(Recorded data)
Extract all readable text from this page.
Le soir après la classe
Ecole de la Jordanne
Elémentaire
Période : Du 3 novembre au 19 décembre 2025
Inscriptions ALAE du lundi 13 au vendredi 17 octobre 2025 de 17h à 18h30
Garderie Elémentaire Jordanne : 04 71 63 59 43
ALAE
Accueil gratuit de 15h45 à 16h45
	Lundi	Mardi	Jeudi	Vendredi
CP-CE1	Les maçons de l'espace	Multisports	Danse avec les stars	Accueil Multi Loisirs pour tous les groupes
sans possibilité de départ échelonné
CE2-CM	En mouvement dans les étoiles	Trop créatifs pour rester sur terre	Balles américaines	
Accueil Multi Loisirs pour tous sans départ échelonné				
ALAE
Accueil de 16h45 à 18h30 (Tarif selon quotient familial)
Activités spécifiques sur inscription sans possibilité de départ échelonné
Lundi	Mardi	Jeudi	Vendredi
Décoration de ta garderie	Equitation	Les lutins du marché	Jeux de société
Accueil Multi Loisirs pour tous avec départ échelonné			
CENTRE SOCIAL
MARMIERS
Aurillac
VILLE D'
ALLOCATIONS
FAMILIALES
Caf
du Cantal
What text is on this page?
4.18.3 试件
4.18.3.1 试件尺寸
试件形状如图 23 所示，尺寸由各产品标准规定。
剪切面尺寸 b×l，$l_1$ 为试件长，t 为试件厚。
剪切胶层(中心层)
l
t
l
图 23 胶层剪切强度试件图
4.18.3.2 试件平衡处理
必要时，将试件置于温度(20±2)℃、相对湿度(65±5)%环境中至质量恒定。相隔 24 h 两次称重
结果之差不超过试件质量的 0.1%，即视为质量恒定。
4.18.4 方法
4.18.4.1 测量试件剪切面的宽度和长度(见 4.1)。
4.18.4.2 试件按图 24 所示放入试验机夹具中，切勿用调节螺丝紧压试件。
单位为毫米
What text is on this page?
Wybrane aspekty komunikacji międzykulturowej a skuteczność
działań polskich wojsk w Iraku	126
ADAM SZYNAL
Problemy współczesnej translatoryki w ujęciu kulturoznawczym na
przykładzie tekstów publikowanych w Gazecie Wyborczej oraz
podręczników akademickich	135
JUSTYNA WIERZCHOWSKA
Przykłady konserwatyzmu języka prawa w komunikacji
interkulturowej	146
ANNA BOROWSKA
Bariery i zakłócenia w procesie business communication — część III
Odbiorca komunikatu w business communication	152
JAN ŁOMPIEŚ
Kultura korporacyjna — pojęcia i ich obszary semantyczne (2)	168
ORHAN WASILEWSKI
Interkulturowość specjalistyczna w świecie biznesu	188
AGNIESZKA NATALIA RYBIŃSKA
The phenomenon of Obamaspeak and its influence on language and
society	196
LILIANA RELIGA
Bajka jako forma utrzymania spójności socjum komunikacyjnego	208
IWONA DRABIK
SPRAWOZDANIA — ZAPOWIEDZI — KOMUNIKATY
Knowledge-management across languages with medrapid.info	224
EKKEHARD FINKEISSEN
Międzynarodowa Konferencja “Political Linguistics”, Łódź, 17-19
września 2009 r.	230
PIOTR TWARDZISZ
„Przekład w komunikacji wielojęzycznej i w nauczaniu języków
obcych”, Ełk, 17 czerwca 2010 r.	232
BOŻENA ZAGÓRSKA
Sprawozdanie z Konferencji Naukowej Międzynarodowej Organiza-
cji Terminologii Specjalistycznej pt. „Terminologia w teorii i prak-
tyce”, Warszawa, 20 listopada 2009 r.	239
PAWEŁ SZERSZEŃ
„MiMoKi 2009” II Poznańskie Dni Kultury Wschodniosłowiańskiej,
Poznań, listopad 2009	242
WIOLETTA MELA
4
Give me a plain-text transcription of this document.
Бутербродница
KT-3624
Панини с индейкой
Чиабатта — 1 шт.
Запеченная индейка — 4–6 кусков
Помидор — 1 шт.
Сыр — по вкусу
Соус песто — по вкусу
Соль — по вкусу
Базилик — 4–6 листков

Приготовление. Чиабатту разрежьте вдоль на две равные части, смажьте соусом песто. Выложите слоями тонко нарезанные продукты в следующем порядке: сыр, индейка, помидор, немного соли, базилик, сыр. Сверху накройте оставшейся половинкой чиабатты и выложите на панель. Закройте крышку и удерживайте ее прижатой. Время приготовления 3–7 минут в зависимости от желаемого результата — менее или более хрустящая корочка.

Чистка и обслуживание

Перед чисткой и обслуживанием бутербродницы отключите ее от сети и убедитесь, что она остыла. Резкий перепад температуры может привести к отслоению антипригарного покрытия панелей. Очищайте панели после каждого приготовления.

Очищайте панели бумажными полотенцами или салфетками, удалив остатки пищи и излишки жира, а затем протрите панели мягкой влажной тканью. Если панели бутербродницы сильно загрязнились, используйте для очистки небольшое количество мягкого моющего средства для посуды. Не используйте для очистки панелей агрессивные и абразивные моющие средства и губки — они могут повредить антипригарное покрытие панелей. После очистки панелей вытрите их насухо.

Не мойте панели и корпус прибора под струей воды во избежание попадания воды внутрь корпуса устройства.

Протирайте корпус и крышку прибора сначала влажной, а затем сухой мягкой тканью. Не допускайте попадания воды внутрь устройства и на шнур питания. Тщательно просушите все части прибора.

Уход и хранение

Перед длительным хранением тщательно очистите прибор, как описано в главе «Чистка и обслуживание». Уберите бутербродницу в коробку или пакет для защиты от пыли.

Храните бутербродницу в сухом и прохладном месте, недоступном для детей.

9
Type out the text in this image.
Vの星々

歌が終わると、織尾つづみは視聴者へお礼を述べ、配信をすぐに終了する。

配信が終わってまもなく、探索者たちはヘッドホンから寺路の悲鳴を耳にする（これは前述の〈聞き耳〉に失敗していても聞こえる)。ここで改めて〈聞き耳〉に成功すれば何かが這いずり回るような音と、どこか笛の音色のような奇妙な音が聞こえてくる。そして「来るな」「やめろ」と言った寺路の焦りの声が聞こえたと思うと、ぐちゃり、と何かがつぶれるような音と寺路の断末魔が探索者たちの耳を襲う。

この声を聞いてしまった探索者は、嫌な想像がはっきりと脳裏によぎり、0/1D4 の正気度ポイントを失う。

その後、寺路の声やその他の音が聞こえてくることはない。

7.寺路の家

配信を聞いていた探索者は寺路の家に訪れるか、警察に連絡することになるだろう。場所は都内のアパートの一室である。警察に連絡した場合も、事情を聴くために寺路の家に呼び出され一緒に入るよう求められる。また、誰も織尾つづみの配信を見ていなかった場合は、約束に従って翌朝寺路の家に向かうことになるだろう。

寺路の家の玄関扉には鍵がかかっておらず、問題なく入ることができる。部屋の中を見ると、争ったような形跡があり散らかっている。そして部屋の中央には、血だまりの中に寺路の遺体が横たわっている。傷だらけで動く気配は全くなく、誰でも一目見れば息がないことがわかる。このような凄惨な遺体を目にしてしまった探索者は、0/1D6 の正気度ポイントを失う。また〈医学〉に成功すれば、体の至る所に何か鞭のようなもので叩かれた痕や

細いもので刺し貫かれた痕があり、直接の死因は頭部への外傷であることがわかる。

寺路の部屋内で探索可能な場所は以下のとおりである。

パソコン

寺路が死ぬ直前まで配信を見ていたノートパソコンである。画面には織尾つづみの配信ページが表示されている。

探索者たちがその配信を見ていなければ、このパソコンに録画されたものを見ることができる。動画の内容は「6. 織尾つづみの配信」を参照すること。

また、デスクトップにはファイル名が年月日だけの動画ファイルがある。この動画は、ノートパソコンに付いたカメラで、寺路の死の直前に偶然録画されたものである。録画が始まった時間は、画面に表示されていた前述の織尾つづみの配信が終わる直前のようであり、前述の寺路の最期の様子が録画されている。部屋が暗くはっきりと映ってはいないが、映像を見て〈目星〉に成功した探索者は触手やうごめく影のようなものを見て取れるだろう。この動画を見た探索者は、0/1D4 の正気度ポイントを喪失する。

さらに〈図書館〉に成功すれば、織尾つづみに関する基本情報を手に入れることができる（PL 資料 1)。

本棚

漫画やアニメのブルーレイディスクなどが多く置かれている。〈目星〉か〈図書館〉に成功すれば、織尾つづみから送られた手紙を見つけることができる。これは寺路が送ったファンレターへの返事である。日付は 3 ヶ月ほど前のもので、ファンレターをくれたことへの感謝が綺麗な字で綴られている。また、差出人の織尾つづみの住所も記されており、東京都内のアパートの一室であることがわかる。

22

» Exercise prompt: Copy every line of the records above that contains "échelonné".

» Worked solution:
sans possibilité de départ échelonné
Accueil Multi Loisirs pour tous sans départ échelonné				
Activités spécifiques sur inscription sans possibilité de départ échelonné
Accueil Multi Loisirs pour tous avec départ échelonné			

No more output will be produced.